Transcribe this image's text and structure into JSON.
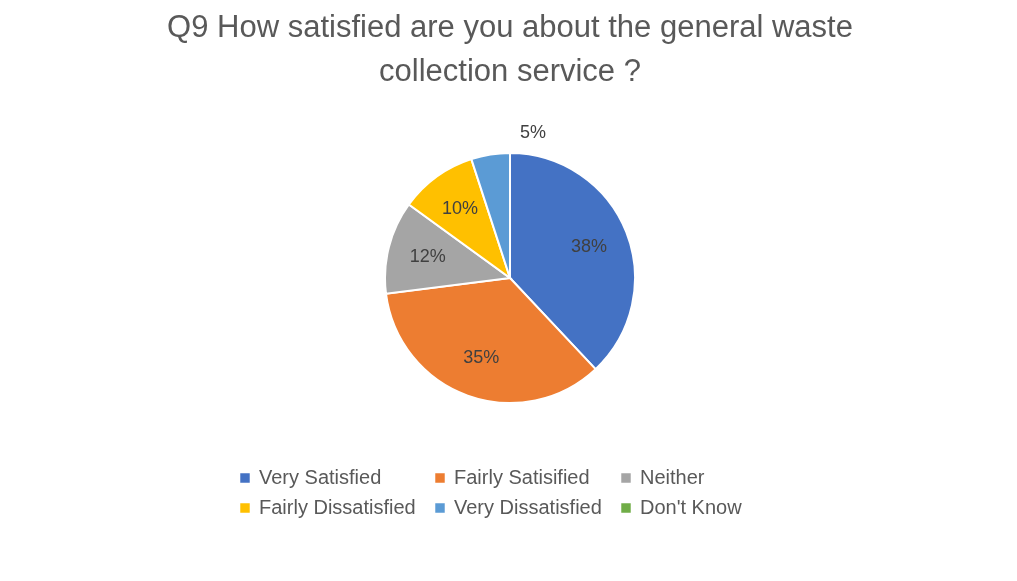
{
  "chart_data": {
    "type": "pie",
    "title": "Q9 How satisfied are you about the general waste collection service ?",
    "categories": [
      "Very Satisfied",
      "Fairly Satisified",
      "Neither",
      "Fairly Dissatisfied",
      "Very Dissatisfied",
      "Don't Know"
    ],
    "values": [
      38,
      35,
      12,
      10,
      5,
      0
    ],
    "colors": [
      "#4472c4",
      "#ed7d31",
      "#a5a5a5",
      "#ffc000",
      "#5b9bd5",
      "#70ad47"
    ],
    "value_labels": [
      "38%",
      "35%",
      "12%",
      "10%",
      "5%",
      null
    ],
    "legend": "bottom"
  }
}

== YOUR TASK ==
Every line above should be returned word for word, with the pictures left behind.

== THE RESPONSE ==
Transcribe this image's text and structure into JSON.
{
  "chart_data": {
    "type": "pie",
    "title": "Q9 How satisfied are you about the general waste collection service ?",
    "categories": [
      "Very Satisfied",
      "Fairly Satisified",
      "Neither",
      "Fairly Dissatisfied",
      "Very Dissatisfied",
      "Don't Know"
    ],
    "values": [
      38,
      35,
      12,
      10,
      5,
      0
    ],
    "colors": [
      "#4472c4",
      "#ed7d31",
      "#a5a5a5",
      "#ffc000",
      "#5b9bd5",
      "#70ad47"
    ],
    "value_labels": [
      "38%",
      "35%",
      "12%",
      "10%",
      "5%",
      null
    ],
    "legend": "bottom"
  }
}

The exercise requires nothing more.